INSTRUCTION — What number of lines in the material contain the word "cart"? Give that number alone.

(Data records)
'''
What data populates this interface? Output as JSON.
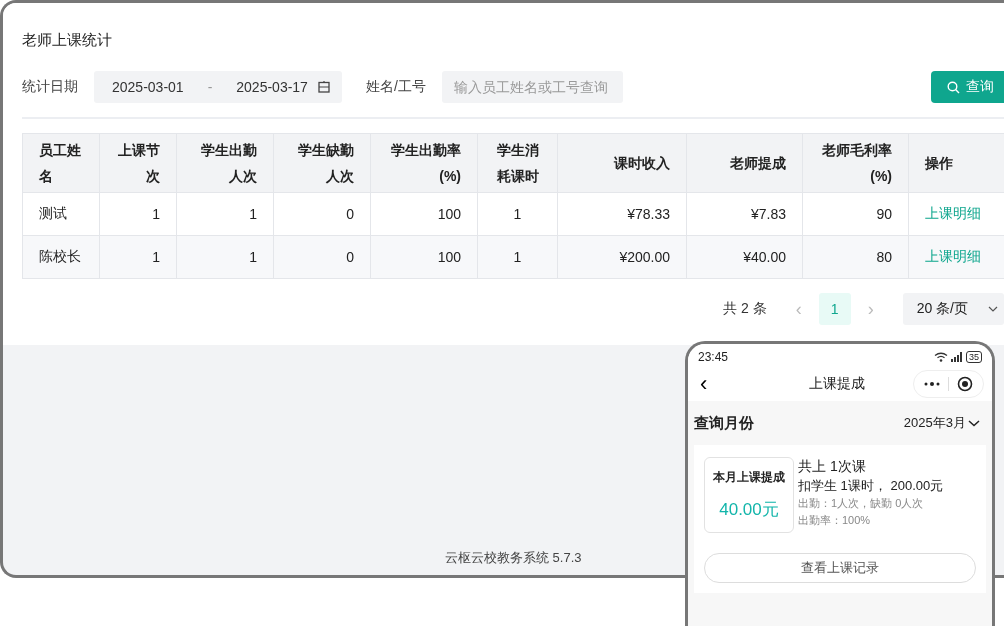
{
  "page_title": "老师上课统计",
  "filters": {
    "date_label": "统计日期",
    "date_start": "2025-03-01",
    "date_separator": "-",
    "date_end": "2025-03-17",
    "name_label": "姓名/工号",
    "name_placeholder": "输入员工姓名或工号查询",
    "query_button": "查询"
  },
  "table": {
    "columns": [
      {
        "label": "员工姓名"
      },
      {
        "label": "上课节次"
      },
      {
        "label": "学生出勤人次"
      },
      {
        "label": "学生缺勤人次"
      },
      {
        "label": "学生出勤率(%)"
      },
      {
        "label": "学生消耗课时"
      },
      {
        "label": "课时收入"
      },
      {
        "label": "老师提成"
      },
      {
        "label": "老师毛利率(%)"
      },
      {
        "label": "操作"
      }
    ],
    "rows": [
      {
        "cells": [
          "测试",
          "1",
          "1",
          "0",
          "100",
          "1",
          "¥78.33",
          "¥7.83",
          "90"
        ],
        "action": "上课明细"
      },
      {
        "cells": [
          "陈校长",
          "1",
          "1",
          "0",
          "100",
          "1",
          "¥200.00",
          "¥40.00",
          "80"
        ],
        "action": "上课明细"
      }
    ]
  },
  "pagination": {
    "total": "共 2 条",
    "prev": "‹",
    "pages": [
      {
        "label": "1",
        "selected": true
      }
    ],
    "next": "›",
    "page_size": "20 条/页"
  },
  "footer": "云枢云校教务系统 5.7.3",
  "phone": {
    "time": "23:45",
    "battery": "35",
    "title": "上课提成",
    "back": "‹",
    "month_label": "查询月份",
    "month_value": "2025年3月",
    "card": {
      "label": "本月上课提成",
      "amount": "40.00元",
      "lines": [
        {
          "text": "共上 1次课",
          "kind": "main"
        },
        {
          "text": "扣学生 1课时， 200.00元",
          "kind": "main"
        },
        {
          "text": "出勤：1人次，缺勤 0人次",
          "kind": "sub"
        },
        {
          "text": "出勤率：100%",
          "kind": "sub"
        }
      ]
    },
    "records_button": "查看上课记录"
  }
}
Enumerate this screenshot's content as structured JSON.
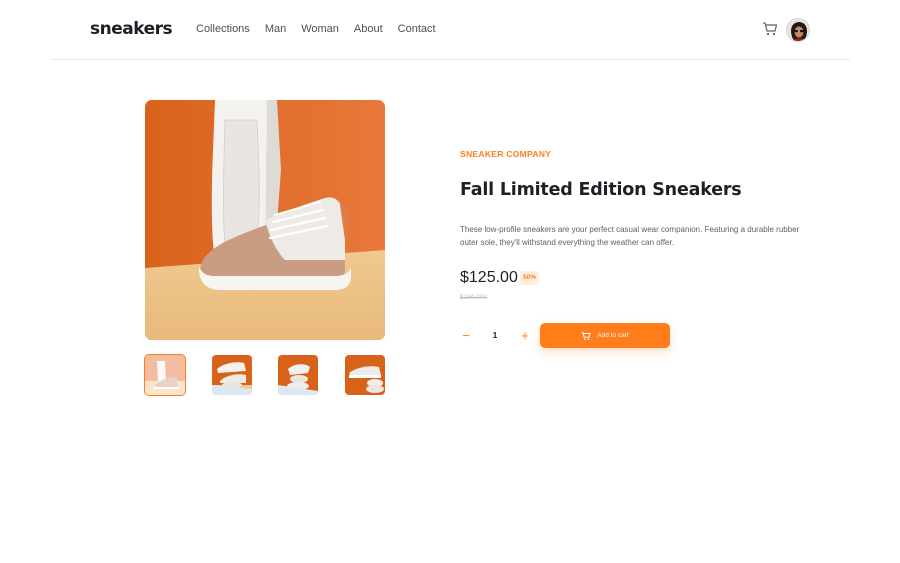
{
  "header": {
    "logo": "sneakers",
    "nav": [
      "Collections",
      "Man",
      "Woman",
      "About",
      "Contact"
    ],
    "cart_icon": "cart-icon",
    "avatar_icon": "user-avatar"
  },
  "gallery": {
    "thumbnails_count": 4,
    "active_index": 0
  },
  "product": {
    "company": "SNEAKER COMPANY",
    "title": "Fall Limited Edition Sneakers",
    "description": "These low-profile sneakers are your perfect casual wear companion. Featuring a durable rubber outer sole, they'll withstand everything the weather can offer.",
    "price": "$125.00",
    "discount": "50%",
    "old_price": "$250.000",
    "quantity": "1",
    "minus_label": "−",
    "plus_label": "+",
    "add_to_cart": "Add to cart"
  },
  "colors": {
    "accent": "#ff7d1a",
    "accent_light": "#ffede0",
    "text_dark": "#1d2026",
    "text_muted": "#5c6270"
  }
}
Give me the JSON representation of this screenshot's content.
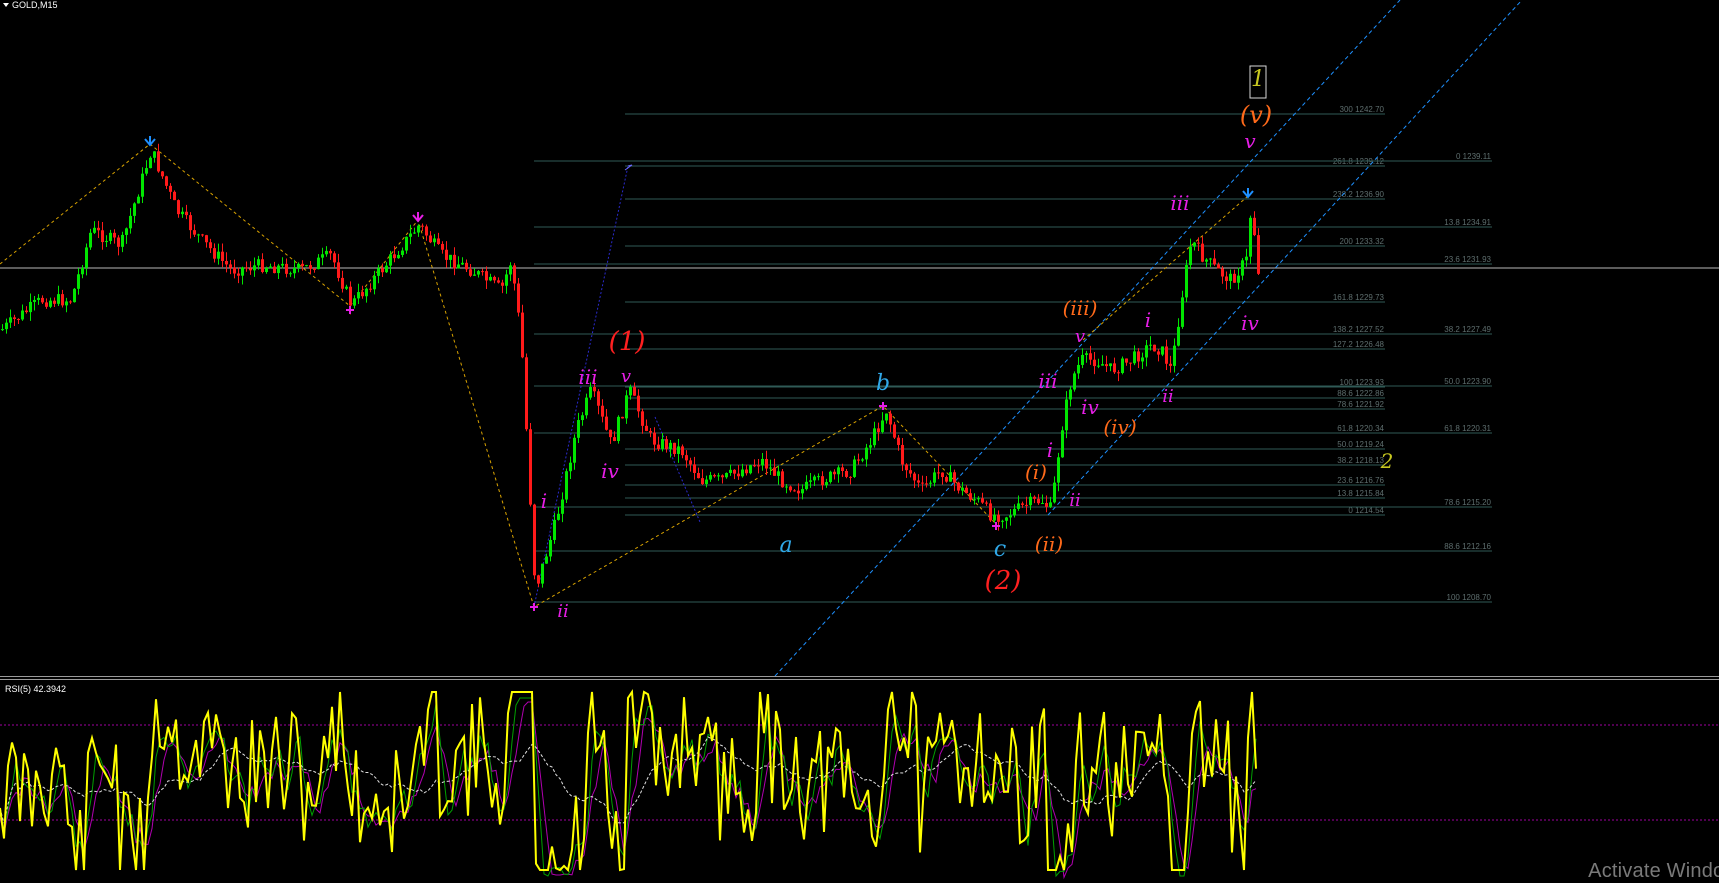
'''
EXERCISE ANSWER — 2